(Dataset records on visual material)

════════════════════

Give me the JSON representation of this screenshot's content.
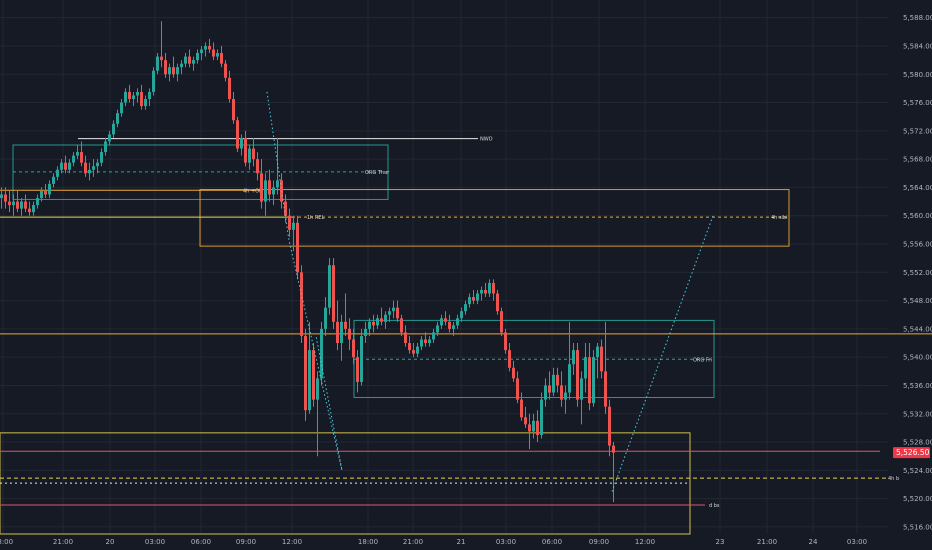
{
  "theme": {
    "background": "#161a25",
    "grid": "#232733",
    "axis_text": "#b2b5be",
    "up": "#26a69a",
    "down": "#ef5350",
    "orange": "#f0a830",
    "teal": "#26a69a",
    "cyan": "#4dd0e1",
    "yellow": "#e6d64a",
    "pink": "#e0516d",
    "white": "#e8e8e8",
    "price_tag": "#f23645"
  },
  "chart_data": {
    "type": "candlestick",
    "y_range": [
      5515.0,
      5590.5
    ],
    "x_range": [
      0,
      932
    ],
    "y_ticks": [
      "5,516.00",
      "5,520.00",
      "5,524.00",
      "5,528.00",
      "5,532.00",
      "5,536.00",
      "5,540.00",
      "5,544.00",
      "5,548.00",
      "5,552.00",
      "5,556.00",
      "5,560.00",
      "5,564.00",
      "5,568.00",
      "5,572.00",
      "5,576.00",
      "5,580.00",
      "5,584.00",
      "5,588.00"
    ],
    "x_ticks": [
      {
        "label": "18:00",
        "x": 3
      },
      {
        "label": "21:00",
        "x": 63
      },
      {
        "label": "20",
        "x": 110
      },
      {
        "label": "03:00",
        "x": 155
      },
      {
        "label": "06:00",
        "x": 201
      },
      {
        "label": "09:00",
        "x": 246
      },
      {
        "label": "12:00",
        "x": 292
      },
      {
        "label": "18:00",
        "x": 368
      },
      {
        "label": "21:00",
        "x": 413
      },
      {
        "label": "21",
        "x": 461
      },
      {
        "label": "03:00",
        "x": 506
      },
      {
        "label": "06:00",
        "x": 552
      },
      {
        "label": "09:00",
        "x": 599
      },
      {
        "label": "12:00",
        "x": 645
      },
      {
        "label": "23",
        "x": 720
      },
      {
        "label": "21:00",
        "x": 767
      },
      {
        "label": "24",
        "x": 813
      },
      {
        "label": "03:00",
        "x": 857
      }
    ],
    "current_price": "5,526.50",
    "candles": [
      [
        0,
        5562.5,
        5564,
        5561,
        5563
      ],
      [
        4,
        5563,
        5564,
        5561,
        5562
      ],
      [
        8,
        5562,
        5563.5,
        5560.5,
        5561.5
      ],
      [
        12,
        5561.5,
        5563,
        5560,
        5562
      ],
      [
        16,
        5562,
        5563.5,
        5560.5,
        5561
      ],
      [
        20,
        5561,
        5562.5,
        5560,
        5562
      ],
      [
        24,
        5562,
        5563,
        5560.5,
        5561
      ],
      [
        28,
        5561,
        5562,
        5560,
        5560.5
      ],
      [
        32,
        5560.5,
        5562,
        5560,
        5561.5
      ],
      [
        36,
        5561.5,
        5563,
        5561,
        5562.5
      ],
      [
        40,
        5562.5,
        5564,
        5562,
        5563.5
      ],
      [
        44,
        5563.5,
        5564.5,
        5562.5,
        5563
      ],
      [
        48,
        5563,
        5565,
        5562.5,
        5564.5
      ],
      [
        52,
        5564.5,
        5566,
        5564,
        5565.5
      ],
      [
        56,
        5565.5,
        5567,
        5565,
        5566.5
      ],
      [
        60,
        5566.5,
        5568,
        5566,
        5567.5
      ],
      [
        64,
        5567.5,
        5568.5,
        5566,
        5566.5
      ],
      [
        68,
        5566.5,
        5568,
        5566,
        5567.5
      ],
      [
        72,
        5567.5,
        5569,
        5567,
        5568.5
      ],
      [
        76,
        5568.5,
        5570,
        5568,
        5569
      ],
      [
        80,
        5569,
        5570.5,
        5567,
        5567.5
      ],
      [
        84,
        5567.5,
        5568.5,
        5565.5,
        5566
      ],
      [
        88,
        5566,
        5567.5,
        5565,
        5566.5
      ],
      [
        92,
        5566.5,
        5568,
        5565.5,
        5567
      ],
      [
        96,
        5567,
        5568,
        5566,
        5567.5
      ],
      [
        100,
        5567.5,
        5569.5,
        5567,
        5569
      ],
      [
        104,
        5569,
        5571,
        5568.5,
        5570.5
      ],
      [
        108,
        5570.5,
        5572,
        5570,
        5571.5
      ],
      [
        112,
        5571.5,
        5573.5,
        5571,
        5573
      ],
      [
        116,
        5573,
        5575,
        5572.5,
        5574.5
      ],
      [
        120,
        5574.5,
        5576.5,
        5574,
        5576
      ],
      [
        124,
        5576,
        5578,
        5575.5,
        5577.5
      ],
      [
        128,
        5577.5,
        5578.5,
        5576,
        5576.5
      ],
      [
        132,
        5576.5,
        5577.5,
        5575.5,
        5577
      ],
      [
        136,
        5577,
        5578,
        5576,
        5577.5
      ],
      [
        140,
        5577.5,
        5578.5,
        5575,
        5575.5
      ],
      [
        144,
        5575.5,
        5577,
        5575,
        5576.5
      ],
      [
        148,
        5576.5,
        5578,
        5575.5,
        5577.5
      ],
      [
        152,
        5577.5,
        5581,
        5577,
        5580.5
      ],
      [
        156,
        5580.5,
        5583,
        5580,
        5582.5
      ],
      [
        160,
        5582.5,
        5587.5,
        5581,
        5582
      ],
      [
        164,
        5582,
        5583,
        5579.5,
        5580
      ],
      [
        168,
        5580,
        5581.5,
        5579,
        5581
      ],
      [
        172,
        5581,
        5582.5,
        5579.5,
        5580
      ],
      [
        176,
        5580,
        5581.5,
        5579,
        5581
      ],
      [
        180,
        5581,
        5582,
        5580,
        5581.5
      ],
      [
        184,
        5581.5,
        5583,
        5581,
        5582.5
      ],
      [
        188,
        5582.5,
        5583.5,
        5581,
        5581.5
      ],
      [
        192,
        5581.5,
        5582.5,
        5580.5,
        5582
      ],
      [
        196,
        5582,
        5583.5,
        5581.5,
        5583
      ],
      [
        200,
        5583,
        5584,
        5582,
        5583.5
      ],
      [
        204,
        5583.5,
        5584.5,
        5582.5,
        5584
      ],
      [
        208,
        5584,
        5585,
        5583,
        5583.5
      ],
      [
        212,
        5583.5,
        5584.5,
        5582,
        5582.5
      ],
      [
        216,
        5582.5,
        5583.5,
        5582,
        5583
      ],
      [
        220,
        5583,
        5584,
        5581,
        5581.5
      ],
      [
        224,
        5581.5,
        5582,
        5579,
        5579.5
      ],
      [
        228,
        5579.5,
        5580.5,
        5576,
        5576.5
      ],
      [
        232,
        5576.5,
        5577.5,
        5573,
        5573.5
      ],
      [
        236,
        5573.5,
        5574,
        5569,
        5569.5
      ],
      [
        240,
        5569.5,
        5571.5,
        5568.5,
        5571
      ],
      [
        244,
        5571,
        5572,
        5567,
        5567.5
      ],
      [
        248,
        5567.5,
        5570,
        5566.5,
        5569.5
      ],
      [
        252,
        5569.5,
        5571,
        5567,
        5568
      ],
      [
        256,
        5568,
        5569,
        5565,
        5566
      ],
      [
        260,
        5566,
        5568,
        5561,
        5562
      ],
      [
        264,
        5562,
        5566,
        5560,
        5565
      ],
      [
        268,
        5565,
        5566.5,
        5562,
        5563
      ],
      [
        272,
        5563,
        5565,
        5561.5,
        5564
      ],
      [
        276,
        5564,
        5571,
        5563,
        5565
      ],
      [
        280,
        5565,
        5566,
        5561,
        5562
      ],
      [
        284,
        5562,
        5563,
        5559,
        5560
      ],
      [
        288,
        5560,
        5561,
        5557,
        5558
      ],
      [
        292,
        5558,
        5560,
        5555,
        5559
      ],
      [
        296,
        5559,
        5560,
        5551,
        5552
      ],
      [
        300,
        5552,
        5553,
        5542,
        5543
      ],
      [
        304,
        5543,
        5544,
        5531,
        5532.5
      ],
      [
        308,
        5532.5,
        5545,
        5532,
        5541
      ],
      [
        312,
        5541,
        5542,
        5533,
        5534
      ],
      [
        316,
        5534,
        5538,
        5526,
        5537
      ],
      [
        320,
        5537,
        5545,
        5536,
        5544
      ],
      [
        324,
        5544,
        5548.5,
        5543,
        5547
      ],
      [
        328,
        5547,
        5554,
        5546,
        5553
      ],
      [
        332,
        5553,
        5554,
        5544,
        5545
      ],
      [
        336,
        5545,
        5548,
        5541,
        5542
      ],
      [
        340,
        5542,
        5546,
        5539.5,
        5545
      ],
      [
        344,
        5545,
        5549,
        5543,
        5544
      ],
      [
        348,
        5544,
        5545.5,
        5541,
        5542.5
      ],
      [
        352,
        5542.5,
        5544,
        5539,
        5540
      ],
      [
        356,
        5540,
        5541,
        5535,
        5536.5
      ],
      [
        360,
        5536.5,
        5544,
        5536,
        5543
      ],
      [
        364,
        5543,
        5545,
        5542,
        5544
      ],
      [
        368,
        5544,
        5545.5,
        5543,
        5545
      ],
      [
        372,
        5545,
        5546,
        5543.5,
        5544.5
      ],
      [
        376,
        5544.5,
        5546,
        5544,
        5545.5
      ],
      [
        380,
        5545.5,
        5547,
        5544.5,
        5545
      ],
      [
        384,
        5545,
        5546.5,
        5544,
        5546
      ],
      [
        388,
        5546,
        5547,
        5545,
        5546.5
      ],
      [
        392,
        5546.5,
        5548,
        5545.5,
        5547
      ],
      [
        396,
        5547,
        5548,
        5545,
        5545.5
      ],
      [
        400,
        5545.5,
        5546,
        5543,
        5543.5
      ],
      [
        404,
        5543.5,
        5544.5,
        5541.5,
        5542
      ],
      [
        408,
        5542,
        5543,
        5540.5,
        5541
      ],
      [
        412,
        5541,
        5542,
        5540,
        5540.5
      ],
      [
        416,
        5540.5,
        5542,
        5540,
        5541.5
      ],
      [
        420,
        5541.5,
        5543,
        5541,
        5542.5
      ],
      [
        424,
        5542.5,
        5543.5,
        5541.5,
        5542
      ],
      [
        428,
        5542,
        5543,
        5541.5,
        5542.5
      ],
      [
        432,
        5542.5,
        5544,
        5542,
        5543.5
      ],
      [
        436,
        5543.5,
        5545,
        5543,
        5544.5
      ],
      [
        440,
        5544.5,
        5546,
        5544,
        5545.5
      ],
      [
        444,
        5545.5,
        5546.5,
        5544.5,
        5545
      ],
      [
        448,
        5545,
        5546,
        5543.5,
        5544
      ],
      [
        452,
        5544,
        5545,
        5543,
        5544.5
      ],
      [
        456,
        5544.5,
        5546,
        5544,
        5545.5
      ],
      [
        460,
        5545.5,
        5547,
        5545,
        5546.5
      ],
      [
        464,
        5546.5,
        5548,
        5546,
        5547.5
      ],
      [
        468,
        5547.5,
        5549,
        5547,
        5548.5
      ],
      [
        472,
        5548.5,
        5549.5,
        5547.5,
        5548
      ],
      [
        476,
        5548,
        5549.5,
        5547.5,
        5549
      ],
      [
        480,
        5549,
        5550,
        5548,
        5549.5
      ],
      [
        484,
        5549.5,
        5550.5,
        5548.5,
        5549
      ],
      [
        488,
        5549,
        5551,
        5548.5,
        5550.5
      ],
      [
        492,
        5550.5,
        5551,
        5548,
        5549
      ],
      [
        496,
        5549,
        5549.5,
        5546,
        5546.5
      ],
      [
        500,
        5546.5,
        5547,
        5543,
        5543.5
      ],
      [
        504,
        5543.5,
        5544,
        5540.5,
        5541
      ],
      [
        508,
        5541,
        5542,
        5538,
        5538.5
      ],
      [
        512,
        5538.5,
        5539.5,
        5536.5,
        5537
      ],
      [
        516,
        5537,
        5538,
        5533.5,
        5534
      ],
      [
        520,
        5534,
        5535,
        5531,
        5531.5
      ],
      [
        524,
        5531.5,
        5533,
        5530,
        5530.5
      ],
      [
        528,
        5530.5,
        5532,
        5527,
        5529.5
      ],
      [
        532,
        5529.5,
        5532,
        5528.5,
        5531
      ],
      [
        536,
        5531,
        5532.5,
        5528,
        5529
      ],
      [
        540,
        5529,
        5535,
        5528.5,
        5534
      ],
      [
        544,
        5534,
        5537,
        5533,
        5536
      ],
      [
        548,
        5536,
        5538,
        5534,
        5535
      ],
      [
        552,
        5535,
        5538.5,
        5534.5,
        5537.5
      ],
      [
        556,
        5537.5,
        5538.5,
        5535,
        5536
      ],
      [
        560,
        5536,
        5538,
        5533,
        5534
      ],
      [
        564,
        5534,
        5536,
        5532,
        5535
      ],
      [
        568,
        5535,
        5545,
        5534,
        5539
      ],
      [
        572,
        5539,
        5542,
        5537.5,
        5541
      ],
      [
        576,
        5541,
        5542,
        5533,
        5534
      ],
      [
        580,
        5534,
        5538,
        5530.5,
        5537
      ],
      [
        584,
        5537,
        5542,
        5535,
        5540
      ],
      [
        588,
        5540,
        5542,
        5532.5,
        5533.5
      ],
      [
        592,
        5533.5,
        5541,
        5533,
        5540
      ],
      [
        596,
        5540,
        5542,
        5537,
        5541.5
      ],
      [
        600,
        5541.5,
        5542.5,
        5537,
        5538
      ],
      [
        604,
        5538,
        5545,
        5532,
        5533
      ],
      [
        608,
        5533,
        5534,
        5526,
        5527.5
      ],
      [
        612,
        5527.5,
        5528,
        5519.5,
        5526.5
      ]
    ],
    "rectangles": [
      {
        "name": "org-thur-box",
        "x1": 13,
        "x2": 388,
        "y1": 5570.0,
        "y2": 5562.3,
        "color": "teal"
      },
      {
        "name": "four-h-sibi-box",
        "x1": 200,
        "x2": 789,
        "y1": 5563.7,
        "y2": 5555.7,
        "color": "orange"
      },
      {
        "name": "org-fri-box",
        "x1": 354,
        "x2": 714,
        "y1": 5545.2,
        "y2": 5534.3,
        "color": "teal"
      },
      {
        "name": "yellow-box",
        "x1": 0,
        "x2": 690,
        "y1": 5529.3,
        "y2": 5515.0,
        "color": "yellow"
      }
    ],
    "levels": [
      {
        "name": "nwo-line",
        "x1": 78,
        "x2": 478,
        "y": 5570.9,
        "color": "white",
        "dash": "",
        "label": "NWO",
        "label_x": 480
      },
      {
        "name": "org-thur-line",
        "x1": 13,
        "x2": 388,
        "y": 5566.2,
        "color": "teal",
        "dash": "3,3",
        "label": "ORG Thur",
        "label_x": 365
      },
      {
        "name": "four-h-ob-line",
        "x1": 0,
        "x2": 262,
        "y": 5563.6,
        "color": "orange",
        "dash": "",
        "label": "4h +OB",
        "label_x": 243
      },
      {
        "name": "one-h-rel-line",
        "x1": 0,
        "x2": 293,
        "y": 5559.8,
        "color": "yellow",
        "dash": "",
        "label": "1h REL",
        "label_x": 307
      },
      {
        "name": "four-h-sibi-line",
        "x1": 292,
        "x2": 789,
        "y": 5559.8,
        "color": "orange",
        "dash": "3,3",
        "label": "4h sibi",
        "label_x": 771
      },
      {
        "name": "orange-level-line",
        "x1": 0,
        "x2": 932,
        "y": 5543.3,
        "color": "orange",
        "dash": "",
        "label": "",
        "label_x": 0
      },
      {
        "name": "org-fri-line",
        "x1": 354,
        "x2": 714,
        "y": 5539.7,
        "color": "teal",
        "dash": "3,3",
        "label": "ORG Fri",
        "label_x": 693
      },
      {
        "name": "pink-line-upper",
        "x1": 0,
        "x2": 880,
        "y": 5526.7,
        "color": "pink",
        "dash": "",
        "label": "",
        "label_x": 0
      },
      {
        "name": "four-h-b-line",
        "x1": 0,
        "x2": 886,
        "y": 5522.9,
        "color": "yellow",
        "dash": "4,3",
        "label": "4h b",
        "label_x": 888
      },
      {
        "name": "white-dash-line",
        "x1": 0,
        "x2": 690,
        "y": 5522.2,
        "color": "white",
        "dash": "2,3",
        "label": "",
        "label_x": 0
      },
      {
        "name": "d-bs-line",
        "x1": 0,
        "x2": 705,
        "y": 5519.1,
        "color": "pink",
        "dash": "",
        "label": "d bs",
        "label_x": 709
      }
    ],
    "paths": [
      {
        "name": "projection-path-1",
        "color": "cyan",
        "points": [
          [
            267,
            5577.5
          ],
          [
            289,
            5556.5
          ],
          [
            342,
            5524.0
          ],
          [
            316,
            5543.0
          ]
        ]
      },
      {
        "name": "projection-path-2",
        "color": "cyan",
        "points": [
          [
            612,
            5521.0
          ],
          [
            713,
            5560.0
          ]
        ]
      }
    ]
  }
}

════════════════════

Provide only the count of lines in the data above that include the string "pink".

4